Give every line again exactly as it appears, please, but not the pictures.

--- Start MATERIAL SUPPLIED ---

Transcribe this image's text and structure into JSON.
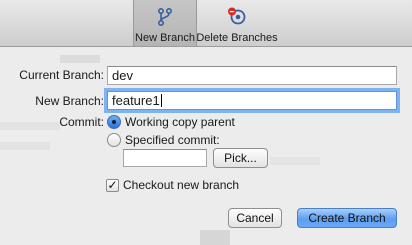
{
  "toolbar": {
    "new_branch": {
      "label": "New Branch",
      "icon": "branch-icon",
      "selected": true
    },
    "delete_branches": {
      "label": "Delete Branches",
      "icon": "delete-branch-icon"
    }
  },
  "form": {
    "current_branch": {
      "label": "Current Branch:",
      "value": "dev"
    },
    "new_branch": {
      "label": "New Branch:",
      "value": "feature1"
    },
    "commit": {
      "label": "Commit:",
      "options": [
        {
          "label": "Working copy parent",
          "selected": true
        },
        {
          "label": "Specified commit:",
          "selected": false
        }
      ],
      "specified_value": "",
      "pick_label": "Pick..."
    },
    "checkout": {
      "label": "Checkout new branch",
      "checked": true
    }
  },
  "buttons": {
    "cancel": "Cancel",
    "create": "Create Branch"
  },
  "colors": {
    "accent": "#5d9ef0",
    "focus_ring": "#7db3f0",
    "delete_icon_red": "#d82a2a",
    "branch_icon_blue": "#3a5f9c"
  }
}
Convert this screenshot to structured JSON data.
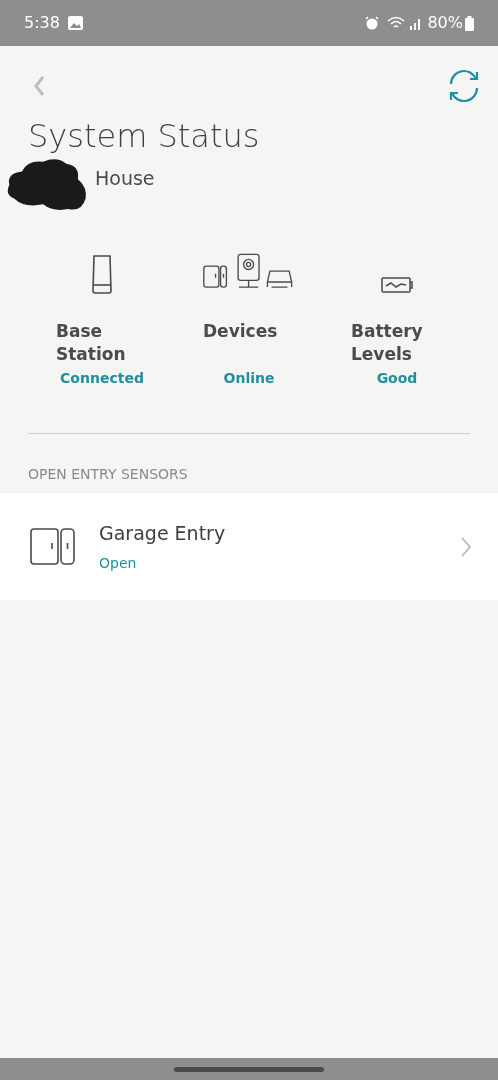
{
  "status_bar": {
    "time": "5:38",
    "battery": "80%"
  },
  "header": {
    "title": "System Status",
    "subtitle": "House"
  },
  "status_items": [
    {
      "kind": "base",
      "label": "Base Station",
      "status": "Connected"
    },
    {
      "kind": "devices",
      "label": "Devices",
      "status": "Online"
    },
    {
      "kind": "battery",
      "label": "Battery Levels",
      "status": "Good"
    }
  ],
  "section": {
    "title": "OPEN ENTRY SENSORS",
    "items": [
      {
        "name": "Garage Entry",
        "status": "Open"
      }
    ]
  }
}
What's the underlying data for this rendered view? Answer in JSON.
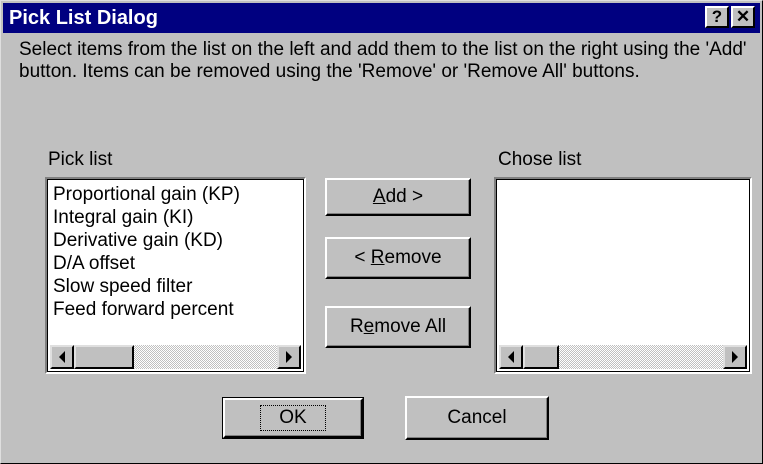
{
  "window": {
    "title": "Pick List Dialog",
    "help_label": "?",
    "close_label": "✕"
  },
  "instructions": "Select items from the list on the left and add them to the list on the right using the 'Add' button.  Items can be removed using the 'Remove' or 'Remove All' buttons.",
  "pick_list": {
    "label": "Pick list",
    "items": [
      "Proportional gain (KP)",
      "Integral gain (KI)",
      "Derivative gain (KD)",
      "D/A offset",
      "Slow speed filter",
      "Feed forward percent"
    ]
  },
  "chose_list": {
    "label": "Chose list",
    "items": []
  },
  "buttons": {
    "add": {
      "mnemonic": "A",
      "rest": "dd >"
    },
    "remove": {
      "prefix": "< ",
      "mnemonic": "R",
      "rest": "emove"
    },
    "remove_all": {
      "prefix": "R",
      "mnemonic": "e",
      "rest": "move All"
    },
    "ok": "OK",
    "cancel": "Cancel"
  },
  "icons": {
    "scroll_left": "arrow-left-icon",
    "scroll_right": "arrow-right-icon"
  }
}
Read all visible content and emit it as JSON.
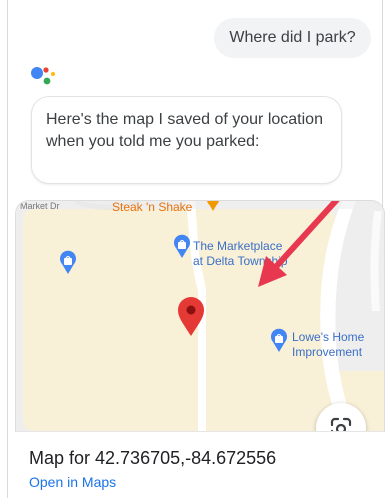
{
  "conversation": {
    "user_query": "Where did I park?",
    "assistant_reply": "Here's the map I saved of your location when you told me you parked:"
  },
  "map": {
    "labels": {
      "market_dr": "Market Dr",
      "steak_n_shake": "Steak 'n Shake",
      "marketplace_line1": "The Marketplace",
      "marketplace_line2": "at Delta Township",
      "lowes_line1": "Lowe's Home",
      "lowes_line2": "Improvement"
    },
    "icons": {
      "parked_pin": "red-location-pin",
      "shopping_pins": "shopping-bag-pin",
      "restaurant_pin": "restaurant-pin",
      "lens": "google-lens-icon",
      "annotation": "red-arrow"
    },
    "colors": {
      "land": "#f8f0d7",
      "road": "#ffffff",
      "poi_blue": "#4285f4",
      "pin_red": "#e53935",
      "arrow_red": "#e8384f",
      "link_blue": "#1a73e8"
    },
    "title": "Map for 42.736705,-84.672556",
    "open_link": "Open in Maps"
  }
}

--- End MATERIAL SUPPLIED ---

*OUTPUT:*
Transcribe this image's text and structure into JSON.
{
  "toolbar": {
    "new_branch": {
      "label": "New Branch",
      "icon": "branch-icon",
      "selected": true
    },
    "delete_branches": {
      "label": "Delete Branches",
      "icon": "delete-branch-icon"
    }
  },
  "form": {
    "current_branch": {
      "label": "Current Branch:",
      "value": "dev"
    },
    "new_branch": {
      "label": "New Branch:",
      "value": "feature1"
    },
    "commit": {
      "label": "Commit:",
      "options": [
        {
          "label": "Working copy parent",
          "selected": true
        },
        {
          "label": "Specified commit:",
          "selected": false
        }
      ],
      "specified_value": "",
      "pick_label": "Pick..."
    },
    "checkout": {
      "label": "Checkout new branch",
      "checked": true
    }
  },
  "buttons": {
    "cancel": "Cancel",
    "create": "Create Branch"
  },
  "colors": {
    "accent": "#5d9ef0",
    "focus_ring": "#7db3f0",
    "delete_icon_red": "#d82a2a",
    "branch_icon_blue": "#3a5f9c"
  }
}
Convert this screenshot to structured JSON data.
{
  "status_bar": {
    "time": "5:38",
    "battery": "80%"
  },
  "header": {
    "title": "System Status",
    "subtitle": "House"
  },
  "status_items": [
    {
      "kind": "base",
      "label": "Base Station",
      "status": "Connected"
    },
    {
      "kind": "devices",
      "label": "Devices",
      "status": "Online"
    },
    {
      "kind": "battery",
      "label": "Battery Levels",
      "status": "Good"
    }
  ],
  "section": {
    "title": "OPEN ENTRY SENSORS",
    "items": [
      {
        "name": "Garage Entry",
        "status": "Open"
      }
    ]
  }
}
What's the underlying data for this rendered view? Answer in JSON.
{
  "window": {
    "title": "Pick List Dialog",
    "help_label": "?",
    "close_label": "✕"
  },
  "instructions": "Select items from the list on the left and add them to the list on the right using the 'Add' button.  Items can be removed using the 'Remove' or 'Remove All' buttons.",
  "pick_list": {
    "label": "Pick list",
    "items": [
      "Proportional gain (KP)",
      "Integral gain (KI)",
      "Derivative gain (KD)",
      "D/A offset",
      "Slow speed filter",
      "Feed forward percent"
    ]
  },
  "chose_list": {
    "label": "Chose list",
    "items": []
  },
  "buttons": {
    "add": {
      "mnemonic": "A",
      "rest": "dd >"
    },
    "remove": {
      "prefix": "< ",
      "mnemonic": "R",
      "rest": "emove"
    },
    "remove_all": {
      "prefix": "R",
      "mnemonic": "e",
      "rest": "move All"
    },
    "ok": "OK",
    "cancel": "Cancel"
  },
  "icons": {
    "scroll_left": "arrow-left-icon",
    "scroll_right": "arrow-right-icon"
  }
}
Read all visible content and emit it as JSON.
{
  "conversation": {
    "user_query": "Where did I park?",
    "assistant_reply": "Here's the map I saved of your location when you told me you parked:"
  },
  "map": {
    "labels": {
      "market_dr": "Market Dr",
      "steak_n_shake": "Steak 'n Shake",
      "marketplace_line1": "The Marketplace",
      "marketplace_line2": "at Delta Township",
      "lowes_line1": "Lowe's Home",
      "lowes_line2": "Improvement"
    },
    "icons": {
      "parked_pin": "red-location-pin",
      "shopping_pins": "shopping-bag-pin",
      "restaurant_pin": "restaurant-pin",
      "lens": "google-lens-icon",
      "annotation": "red-arrow"
    },
    "colors": {
      "land": "#f8f0d7",
      "road": "#ffffff",
      "poi_blue": "#4285f4",
      "pin_red": "#e53935",
      "arrow_red": "#e8384f",
      "link_blue": "#1a73e8"
    },
    "title": "Map for 42.736705,-84.672556",
    "open_link": "Open in Maps"
  }
}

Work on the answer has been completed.